**WHAT IS REQUIRED**
Look through the records below and collect all lines that hold the string "from".

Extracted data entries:
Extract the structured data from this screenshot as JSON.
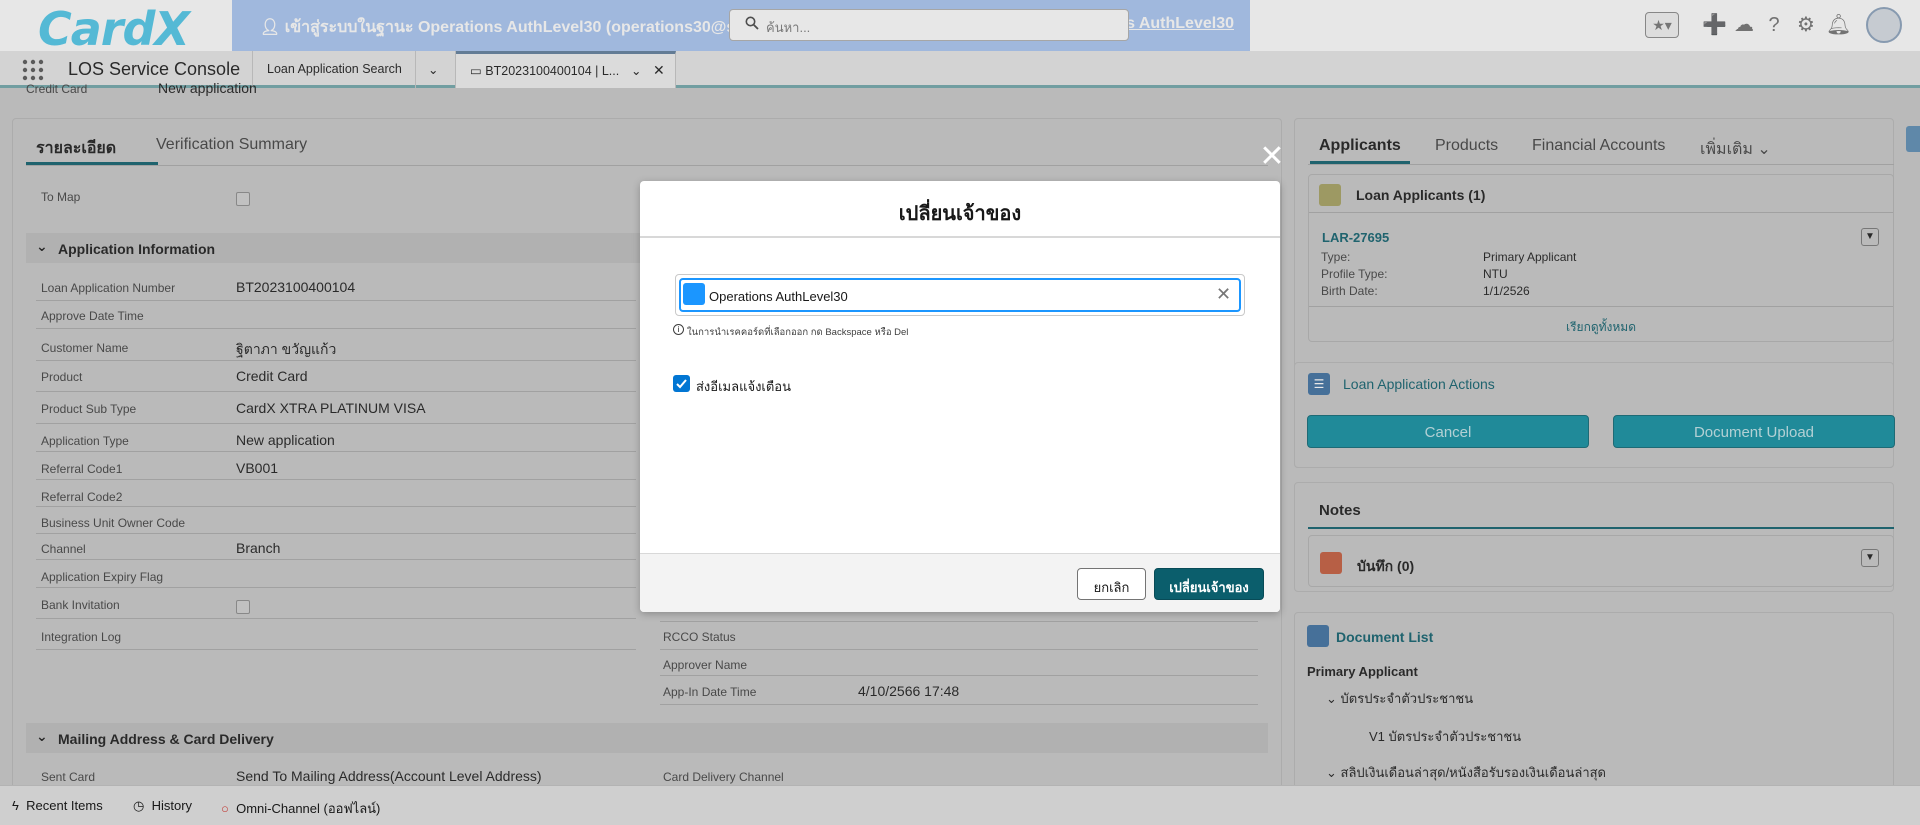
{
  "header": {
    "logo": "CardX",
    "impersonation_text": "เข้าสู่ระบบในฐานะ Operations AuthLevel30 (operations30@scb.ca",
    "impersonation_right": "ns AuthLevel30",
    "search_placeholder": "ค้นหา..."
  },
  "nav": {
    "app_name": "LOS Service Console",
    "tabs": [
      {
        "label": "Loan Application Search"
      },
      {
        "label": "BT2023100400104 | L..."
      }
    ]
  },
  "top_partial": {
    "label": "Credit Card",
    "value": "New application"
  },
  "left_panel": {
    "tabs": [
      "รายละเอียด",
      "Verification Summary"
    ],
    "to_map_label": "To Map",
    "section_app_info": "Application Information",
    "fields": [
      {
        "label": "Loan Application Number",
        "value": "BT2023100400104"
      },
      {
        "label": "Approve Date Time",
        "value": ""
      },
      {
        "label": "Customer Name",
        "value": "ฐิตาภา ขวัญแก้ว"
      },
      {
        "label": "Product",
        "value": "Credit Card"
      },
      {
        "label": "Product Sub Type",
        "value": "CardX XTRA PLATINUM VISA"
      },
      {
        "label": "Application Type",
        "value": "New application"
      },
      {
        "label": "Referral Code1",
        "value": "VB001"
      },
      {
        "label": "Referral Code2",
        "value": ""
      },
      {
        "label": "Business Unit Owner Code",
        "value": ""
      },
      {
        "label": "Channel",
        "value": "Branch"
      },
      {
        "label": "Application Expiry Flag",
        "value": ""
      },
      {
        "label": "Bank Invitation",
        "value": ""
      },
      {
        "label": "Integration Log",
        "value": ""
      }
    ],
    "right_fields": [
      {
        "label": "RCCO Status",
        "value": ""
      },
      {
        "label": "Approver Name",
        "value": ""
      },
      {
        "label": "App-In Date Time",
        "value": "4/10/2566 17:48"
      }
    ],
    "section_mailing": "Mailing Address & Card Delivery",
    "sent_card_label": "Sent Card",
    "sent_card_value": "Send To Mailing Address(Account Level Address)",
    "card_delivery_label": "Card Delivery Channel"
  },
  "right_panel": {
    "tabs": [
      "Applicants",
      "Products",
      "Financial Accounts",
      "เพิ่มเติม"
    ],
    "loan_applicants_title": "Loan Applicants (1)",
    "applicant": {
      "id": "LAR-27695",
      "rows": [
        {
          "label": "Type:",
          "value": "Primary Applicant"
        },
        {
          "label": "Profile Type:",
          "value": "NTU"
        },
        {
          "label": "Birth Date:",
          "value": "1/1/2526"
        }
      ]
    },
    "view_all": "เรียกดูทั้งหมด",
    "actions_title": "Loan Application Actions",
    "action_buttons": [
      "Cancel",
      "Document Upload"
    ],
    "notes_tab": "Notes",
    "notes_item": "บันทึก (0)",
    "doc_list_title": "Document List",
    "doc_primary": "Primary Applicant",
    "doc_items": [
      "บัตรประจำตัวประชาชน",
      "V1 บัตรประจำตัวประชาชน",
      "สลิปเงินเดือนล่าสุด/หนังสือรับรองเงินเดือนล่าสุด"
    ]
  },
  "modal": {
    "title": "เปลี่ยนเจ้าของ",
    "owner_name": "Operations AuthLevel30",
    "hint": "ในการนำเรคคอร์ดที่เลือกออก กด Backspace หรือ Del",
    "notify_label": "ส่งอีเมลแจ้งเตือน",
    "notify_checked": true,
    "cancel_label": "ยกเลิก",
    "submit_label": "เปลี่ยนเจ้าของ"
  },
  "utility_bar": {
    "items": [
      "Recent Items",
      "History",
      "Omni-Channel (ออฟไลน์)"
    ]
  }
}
---
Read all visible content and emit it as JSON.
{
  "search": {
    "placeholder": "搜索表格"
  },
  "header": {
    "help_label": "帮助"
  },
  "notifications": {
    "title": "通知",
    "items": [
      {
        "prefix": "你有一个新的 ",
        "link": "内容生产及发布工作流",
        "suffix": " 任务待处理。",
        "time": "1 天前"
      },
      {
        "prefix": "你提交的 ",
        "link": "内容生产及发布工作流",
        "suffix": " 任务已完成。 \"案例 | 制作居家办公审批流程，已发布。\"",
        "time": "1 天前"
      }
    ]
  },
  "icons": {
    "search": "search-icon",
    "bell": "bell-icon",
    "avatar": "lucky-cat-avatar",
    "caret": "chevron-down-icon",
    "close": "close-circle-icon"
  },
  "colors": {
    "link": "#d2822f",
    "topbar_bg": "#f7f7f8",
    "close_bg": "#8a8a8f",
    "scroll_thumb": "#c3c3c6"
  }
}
* * *
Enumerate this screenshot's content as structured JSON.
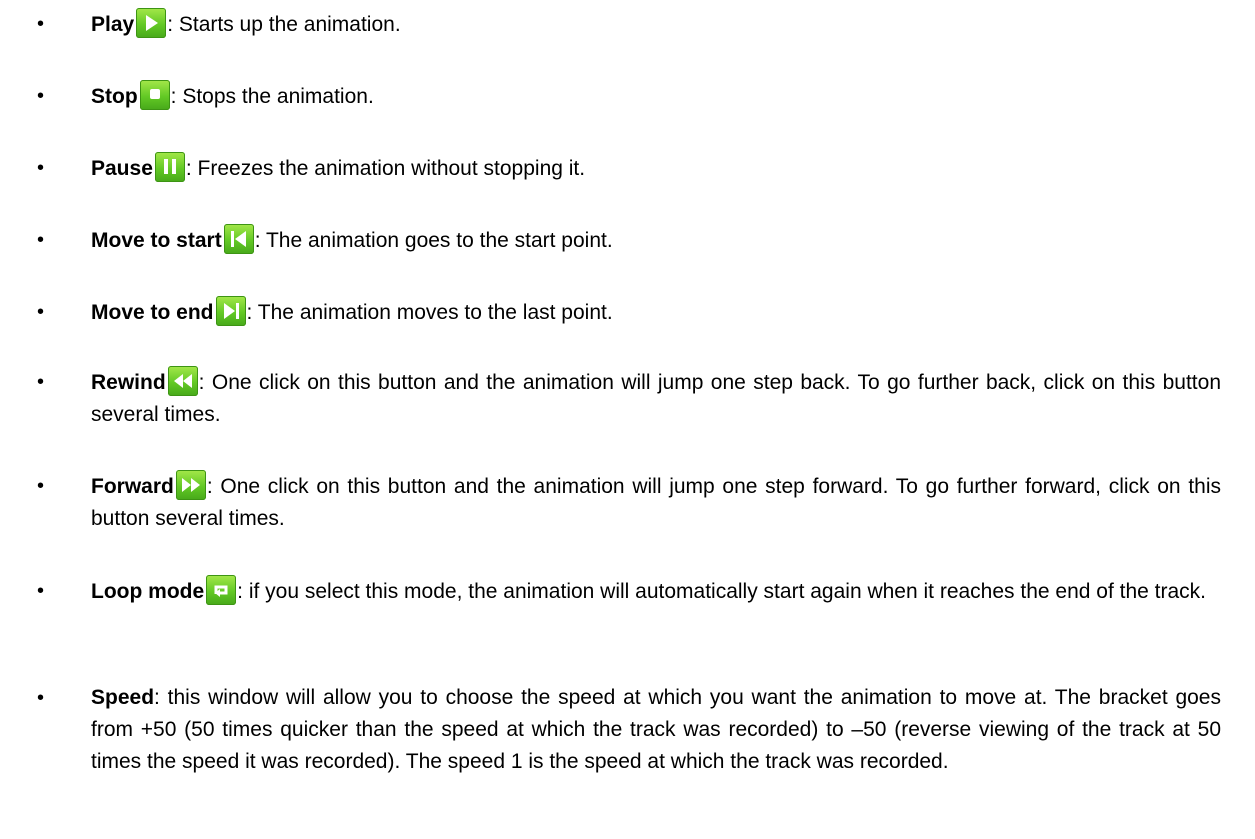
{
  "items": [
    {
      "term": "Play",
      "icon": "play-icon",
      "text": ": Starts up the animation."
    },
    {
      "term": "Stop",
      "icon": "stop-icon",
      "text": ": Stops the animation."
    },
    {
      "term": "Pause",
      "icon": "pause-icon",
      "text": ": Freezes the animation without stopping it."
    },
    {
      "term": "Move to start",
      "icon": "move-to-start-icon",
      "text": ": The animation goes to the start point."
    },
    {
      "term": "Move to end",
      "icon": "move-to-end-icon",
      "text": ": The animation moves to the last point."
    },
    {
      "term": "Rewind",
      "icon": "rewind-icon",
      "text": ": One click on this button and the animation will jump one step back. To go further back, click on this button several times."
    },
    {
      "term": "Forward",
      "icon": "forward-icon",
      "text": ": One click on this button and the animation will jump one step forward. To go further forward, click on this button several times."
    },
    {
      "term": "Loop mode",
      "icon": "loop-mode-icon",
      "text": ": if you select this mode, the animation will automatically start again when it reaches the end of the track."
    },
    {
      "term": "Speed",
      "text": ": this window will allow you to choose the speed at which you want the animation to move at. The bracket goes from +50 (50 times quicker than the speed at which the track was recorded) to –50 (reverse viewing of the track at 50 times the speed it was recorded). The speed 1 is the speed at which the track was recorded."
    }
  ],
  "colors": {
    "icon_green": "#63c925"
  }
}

**EXPECTED ANSWER**
Extract the structured data from this screenshot as JSON.
      "text": ": this window will allow you to choose the speed at which you want the animation to move at. The bracket goes from +50 (50 times quicker than the speed at which the track was recorded) to –50 (reverse viewing of the track at 50 times the speed it was recorded). The speed 1 is the speed at which the track was recorded."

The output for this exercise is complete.